Begin Task inputs
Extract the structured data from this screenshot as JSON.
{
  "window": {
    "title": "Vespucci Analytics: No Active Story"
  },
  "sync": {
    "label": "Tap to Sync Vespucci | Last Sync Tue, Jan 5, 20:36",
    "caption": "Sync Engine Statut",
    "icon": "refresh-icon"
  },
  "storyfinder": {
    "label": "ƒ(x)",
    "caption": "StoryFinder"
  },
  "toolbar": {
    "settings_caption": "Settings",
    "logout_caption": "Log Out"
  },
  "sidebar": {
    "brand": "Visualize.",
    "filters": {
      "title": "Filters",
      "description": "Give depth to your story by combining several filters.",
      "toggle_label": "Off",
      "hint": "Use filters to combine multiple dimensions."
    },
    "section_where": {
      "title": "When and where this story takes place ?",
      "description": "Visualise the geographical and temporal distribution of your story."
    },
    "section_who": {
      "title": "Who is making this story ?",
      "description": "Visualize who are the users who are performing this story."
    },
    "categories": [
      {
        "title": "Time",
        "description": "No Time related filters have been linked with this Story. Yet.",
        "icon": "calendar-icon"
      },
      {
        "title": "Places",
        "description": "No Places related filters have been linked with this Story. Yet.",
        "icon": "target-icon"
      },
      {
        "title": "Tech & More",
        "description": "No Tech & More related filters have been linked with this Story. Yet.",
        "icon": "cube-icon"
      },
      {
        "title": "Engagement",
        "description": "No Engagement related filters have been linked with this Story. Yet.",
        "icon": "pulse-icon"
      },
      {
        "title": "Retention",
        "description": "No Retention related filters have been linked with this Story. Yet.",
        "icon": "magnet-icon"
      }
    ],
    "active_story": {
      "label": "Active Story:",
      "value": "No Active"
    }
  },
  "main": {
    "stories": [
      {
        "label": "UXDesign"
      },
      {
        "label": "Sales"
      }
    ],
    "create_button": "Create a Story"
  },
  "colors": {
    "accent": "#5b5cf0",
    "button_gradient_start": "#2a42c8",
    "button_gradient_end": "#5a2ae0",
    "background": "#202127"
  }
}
End Task inputs
(Exercise):
Search the preceding listing for the word "your" and pull out every line that holds it.

(Result for this task):
      "description": "Give depth to your story by combining several filters.",
      "description": "Visualise the geographical and temporal distribution of your story."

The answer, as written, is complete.